◆ BRIEF
Your task is to transcribe the data in full.

=== STORED RECORDS ===

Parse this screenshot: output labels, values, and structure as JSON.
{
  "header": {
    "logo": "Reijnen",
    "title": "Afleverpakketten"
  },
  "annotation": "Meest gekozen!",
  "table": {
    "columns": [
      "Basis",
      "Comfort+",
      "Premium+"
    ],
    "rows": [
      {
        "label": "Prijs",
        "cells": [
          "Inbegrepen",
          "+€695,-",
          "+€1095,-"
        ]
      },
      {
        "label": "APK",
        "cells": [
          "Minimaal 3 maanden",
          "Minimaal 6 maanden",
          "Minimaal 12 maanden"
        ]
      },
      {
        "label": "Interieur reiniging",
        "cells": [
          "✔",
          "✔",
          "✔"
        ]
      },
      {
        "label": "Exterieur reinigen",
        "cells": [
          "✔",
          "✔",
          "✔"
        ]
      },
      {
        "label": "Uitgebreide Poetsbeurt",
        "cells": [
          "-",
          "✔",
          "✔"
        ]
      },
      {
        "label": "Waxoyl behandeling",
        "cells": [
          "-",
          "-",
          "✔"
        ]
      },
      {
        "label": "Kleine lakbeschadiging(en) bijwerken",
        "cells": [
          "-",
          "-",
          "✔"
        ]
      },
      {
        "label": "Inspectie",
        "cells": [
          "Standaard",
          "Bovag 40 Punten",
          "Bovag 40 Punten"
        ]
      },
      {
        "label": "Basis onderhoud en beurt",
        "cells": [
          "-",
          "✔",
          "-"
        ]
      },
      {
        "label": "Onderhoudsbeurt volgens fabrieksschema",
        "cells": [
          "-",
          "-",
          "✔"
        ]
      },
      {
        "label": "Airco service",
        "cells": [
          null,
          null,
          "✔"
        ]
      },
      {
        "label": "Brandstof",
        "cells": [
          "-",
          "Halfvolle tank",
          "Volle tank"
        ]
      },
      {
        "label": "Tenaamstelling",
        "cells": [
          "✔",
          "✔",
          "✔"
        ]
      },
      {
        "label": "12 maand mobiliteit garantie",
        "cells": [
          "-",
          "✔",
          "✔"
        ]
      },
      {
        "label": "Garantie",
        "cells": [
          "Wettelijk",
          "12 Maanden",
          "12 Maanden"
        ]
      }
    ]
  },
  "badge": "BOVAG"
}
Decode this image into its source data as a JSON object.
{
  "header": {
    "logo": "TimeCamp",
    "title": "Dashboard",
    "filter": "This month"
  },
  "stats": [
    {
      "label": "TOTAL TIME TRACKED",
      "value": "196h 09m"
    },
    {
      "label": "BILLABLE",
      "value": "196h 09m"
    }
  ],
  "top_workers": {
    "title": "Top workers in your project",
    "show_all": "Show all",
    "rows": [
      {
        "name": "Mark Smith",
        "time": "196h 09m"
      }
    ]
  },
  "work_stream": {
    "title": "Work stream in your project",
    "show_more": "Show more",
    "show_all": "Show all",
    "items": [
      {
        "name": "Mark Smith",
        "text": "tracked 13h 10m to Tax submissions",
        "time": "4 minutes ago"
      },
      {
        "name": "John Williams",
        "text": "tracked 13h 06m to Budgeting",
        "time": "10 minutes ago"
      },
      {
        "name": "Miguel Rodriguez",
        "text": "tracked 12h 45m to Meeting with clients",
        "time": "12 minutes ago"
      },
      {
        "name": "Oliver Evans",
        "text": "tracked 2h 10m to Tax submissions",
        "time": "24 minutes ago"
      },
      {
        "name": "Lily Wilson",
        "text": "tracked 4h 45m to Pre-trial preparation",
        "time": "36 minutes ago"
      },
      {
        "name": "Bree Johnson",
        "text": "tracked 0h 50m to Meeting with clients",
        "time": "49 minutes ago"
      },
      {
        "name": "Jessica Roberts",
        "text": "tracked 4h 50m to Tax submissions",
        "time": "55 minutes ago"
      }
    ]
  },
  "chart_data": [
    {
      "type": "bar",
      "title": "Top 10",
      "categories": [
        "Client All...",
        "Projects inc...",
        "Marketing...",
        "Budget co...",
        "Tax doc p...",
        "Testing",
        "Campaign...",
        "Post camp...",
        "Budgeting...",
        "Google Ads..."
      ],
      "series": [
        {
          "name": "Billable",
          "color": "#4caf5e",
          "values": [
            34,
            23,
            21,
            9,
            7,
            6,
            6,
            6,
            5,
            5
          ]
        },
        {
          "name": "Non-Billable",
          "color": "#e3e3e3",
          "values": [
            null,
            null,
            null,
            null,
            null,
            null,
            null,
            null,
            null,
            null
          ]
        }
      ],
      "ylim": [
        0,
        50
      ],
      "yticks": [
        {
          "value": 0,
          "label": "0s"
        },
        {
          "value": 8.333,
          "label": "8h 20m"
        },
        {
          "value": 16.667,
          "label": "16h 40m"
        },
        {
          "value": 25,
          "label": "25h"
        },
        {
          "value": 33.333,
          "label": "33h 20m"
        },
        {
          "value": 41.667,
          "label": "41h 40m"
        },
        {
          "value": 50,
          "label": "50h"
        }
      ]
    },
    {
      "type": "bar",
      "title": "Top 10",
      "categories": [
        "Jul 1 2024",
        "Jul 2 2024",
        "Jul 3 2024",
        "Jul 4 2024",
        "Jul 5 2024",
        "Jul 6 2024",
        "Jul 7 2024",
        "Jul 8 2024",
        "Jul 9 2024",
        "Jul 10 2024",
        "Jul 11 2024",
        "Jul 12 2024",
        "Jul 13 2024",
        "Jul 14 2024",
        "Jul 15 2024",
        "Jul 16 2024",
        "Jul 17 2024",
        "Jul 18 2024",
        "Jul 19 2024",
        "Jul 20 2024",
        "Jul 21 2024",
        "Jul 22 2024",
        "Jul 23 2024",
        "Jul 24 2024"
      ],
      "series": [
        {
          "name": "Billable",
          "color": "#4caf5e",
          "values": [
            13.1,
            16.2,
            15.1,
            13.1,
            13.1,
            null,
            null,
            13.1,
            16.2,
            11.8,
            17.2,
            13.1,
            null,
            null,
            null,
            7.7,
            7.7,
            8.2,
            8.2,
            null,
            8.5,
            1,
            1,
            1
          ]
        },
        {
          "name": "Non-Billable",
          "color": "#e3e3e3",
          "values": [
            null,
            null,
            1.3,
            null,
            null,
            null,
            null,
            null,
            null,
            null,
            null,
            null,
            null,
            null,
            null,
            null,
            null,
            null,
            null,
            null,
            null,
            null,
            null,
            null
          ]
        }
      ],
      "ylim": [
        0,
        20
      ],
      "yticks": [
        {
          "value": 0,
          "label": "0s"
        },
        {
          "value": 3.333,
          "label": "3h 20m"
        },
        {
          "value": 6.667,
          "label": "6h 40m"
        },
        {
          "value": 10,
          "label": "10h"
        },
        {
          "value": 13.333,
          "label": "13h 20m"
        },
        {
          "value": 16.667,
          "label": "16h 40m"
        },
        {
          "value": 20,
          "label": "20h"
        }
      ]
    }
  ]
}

===

◆ RESPONSE
Parse this screenshot: output labels, values, and structure as JSON.
{
  "header": {
    "logo": "Reijnen",
    "title": "Afleverpakketten"
  },
  "annotation": "Meest gekozen!",
  "table": {
    "columns": [
      "Basis",
      "Comfort+",
      "Premium+"
    ],
    "rows": [
      {
        "label": "Prijs",
        "cells": [
          "Inbegrepen",
          "+€695,-",
          "+€1095,-"
        ]
      },
      {
        "label": "APK",
        "cells": [
          "Minimaal 3 maanden",
          "Minimaal 6 maanden",
          "Minimaal 12 maanden"
        ]
      },
      {
        "label": "Interieur reiniging",
        "cells": [
          "✔",
          "✔",
          "✔"
        ]
      },
      {
        "label": "Exterieur reinigen",
        "cells": [
          "✔",
          "✔",
          "✔"
        ]
      },
      {
        "label": "Uitgebreide Poetsbeurt",
        "cells": [
          "-",
          "✔",
          "✔"
        ]
      },
      {
        "label": "Waxoyl behandeling",
        "cells": [
          "-",
          "-",
          "✔"
        ]
      },
      {
        "label": "Kleine lakbeschadiging(en) bijwerken",
        "cells": [
          "-",
          "-",
          "✔"
        ]
      },
      {
        "label": "Inspectie",
        "cells": [
          "Standaard",
          "Bovag 40 Punten",
          "Bovag 40 Punten"
        ]
      },
      {
        "label": "Basis onderhoud en beurt",
        "cells": [
          "-",
          "✔",
          "-"
        ]
      },
      {
        "label": "Onderhoudsbeurt volgens fabrieksschema",
        "cells": [
          "-",
          "-",
          "✔"
        ]
      },
      {
        "label": "Airco service",
        "cells": [
          null,
          null,
          "✔"
        ]
      },
      {
        "label": "Brandstof",
        "cells": [
          "-",
          "Halfvolle tank",
          "Volle tank"
        ]
      },
      {
        "label": "Tenaamstelling",
        "cells": [
          "✔",
          "✔",
          "✔"
        ]
      },
      {
        "label": "12 maand mobiliteit garantie",
        "cells": [
          "-",
          "✔",
          "✔"
        ]
      },
      {
        "label": "Garantie",
        "cells": [
          "Wettelijk",
          "12 Maanden",
          "12 Maanden"
        ]
      }
    ]
  },
  "badge": "BOVAG"
}
Decode this image into its source data as a JSON object.
{
  "header": {
    "logo": "TimeCamp",
    "title": "Dashboard",
    "filter": "This month"
  },
  "stats": [
    {
      "label": "TOTAL TIME TRACKED",
      "value": "196h 09m"
    },
    {
      "label": "BILLABLE",
      "value": "196h 09m"
    }
  ],
  "top_workers": {
    "title": "Top workers in your project",
    "show_all": "Show all",
    "rows": [
      {
        "name": "Mark Smith",
        "time": "196h 09m"
      }
    ]
  },
  "work_stream": {
    "title": "Work stream in your project",
    "show_more": "Show more",
    "show_all": "Show all",
    "items": [
      {
        "name": "Mark Smith",
        "text": "tracked 13h 10m to Tax submissions",
        "time": "4 minutes ago"
      },
      {
        "name": "John Williams",
        "text": "tracked 13h 06m to Budgeting",
        "time": "10 minutes ago"
      },
      {
        "name": "Miguel Rodriguez",
        "text": "tracked 12h 45m to Meeting with clients",
        "time": "12 minutes ago"
      },
      {
        "name": "Oliver Evans",
        "text": "tracked 2h 10m to Tax submissions",
        "time": "24 minutes ago"
      },
      {
        "name": "Lily Wilson",
        "text": "tracked 4h 45m to Pre-trial preparation",
        "time": "36 minutes ago"
      },
      {
        "name": "Bree Johnson",
        "text": "tracked 0h 50m to Meeting with clients",
        "time": "49 minutes ago"
      },
      {
        "name": "Jessica Roberts",
        "text": "tracked 4h 50m to Tax submissions",
        "time": "55 minutes ago"
      }
    ]
  },
  "chart_data": [
    {
      "type": "bar",
      "title": "Top 10",
      "categories": [
        "Client All...",
        "Projects inc...",
        "Marketing...",
        "Budget co...",
        "Tax doc p...",
        "Testing",
        "Campaign...",
        "Post camp...",
        "Budgeting...",
        "Google Ads..."
      ],
      "series": [
        {
          "name": "Billable",
          "color": "#4caf5e",
          "values": [
            34,
            23,
            21,
            9,
            7,
            6,
            6,
            6,
            5,
            5
          ]
        },
        {
          "name": "Non-Billable",
          "color": "#e3e3e3",
          "values": [
            null,
            null,
            null,
            null,
            null,
            null,
            null,
            null,
            null,
            null
          ]
        }
      ],
      "ylim": [
        0,
        50
      ],
      "yticks": [
        {
          "value": 0,
          "label": "0s"
        },
        {
          "value": 8.333,
          "label": "8h 20m"
        },
        {
          "value": 16.667,
          "label": "16h 40m"
        },
        {
          "value": 25,
          "label": "25h"
        },
        {
          "value": 33.333,
          "label": "33h 20m"
        },
        {
          "value": 41.667,
          "label": "41h 40m"
        },
        {
          "value": 50,
          "label": "50h"
        }
      ]
    },
    {
      "type": "bar",
      "title": "Top 10",
      "categories": [
        "Jul 1 2024",
        "Jul 2 2024",
        "Jul 3 2024",
        "Jul 4 2024",
        "Jul 5 2024",
        "Jul 6 2024",
        "Jul 7 2024",
        "Jul 8 2024",
        "Jul 9 2024",
        "Jul 10 2024",
        "Jul 11 2024",
        "Jul 12 2024",
        "Jul 13 2024",
        "Jul 14 2024",
        "Jul 15 2024",
        "Jul 16 2024",
        "Jul 17 2024",
        "Jul 18 2024",
        "Jul 19 2024",
        "Jul 20 2024",
        "Jul 21 2024",
        "Jul 22 2024",
        "Jul 23 2024",
        "Jul 24 2024"
      ],
      "series": [
        {
          "name": "Billable",
          "color": "#4caf5e",
          "values": [
            13.1,
            16.2,
            15.1,
            13.1,
            13.1,
            null,
            null,
            13.1,
            16.2,
            11.8,
            17.2,
            13.1,
            null,
            null,
            null,
            7.7,
            7.7,
            8.2,
            8.2,
            null,
            8.5,
            1,
            1,
            1
          ]
        },
        {
          "name": "Non-Billable",
          "color": "#e3e3e3",
          "values": [
            null,
            null,
            1.3,
            null,
            null,
            null,
            null,
            null,
            null,
            null,
            null,
            null,
            null,
            null,
            null,
            null,
            null,
            null,
            null,
            null,
            null,
            null,
            null,
            null
          ]
        }
      ],
      "ylim": [
        0,
        20
      ],
      "yticks": [
        {
          "value": 0,
          "label": "0s"
        },
        {
          "value": 3.333,
          "label": "3h 20m"
        },
        {
          "value": 6.667,
          "label": "6h 40m"
        },
        {
          "value": 10,
          "label": "10h"
        },
        {
          "value": 13.333,
          "label": "13h 20m"
        },
        {
          "value": 16.667,
          "label": "16h 40m"
        },
        {
          "value": 20,
          "label": "20h"
        }
      ]
    }
  ]
}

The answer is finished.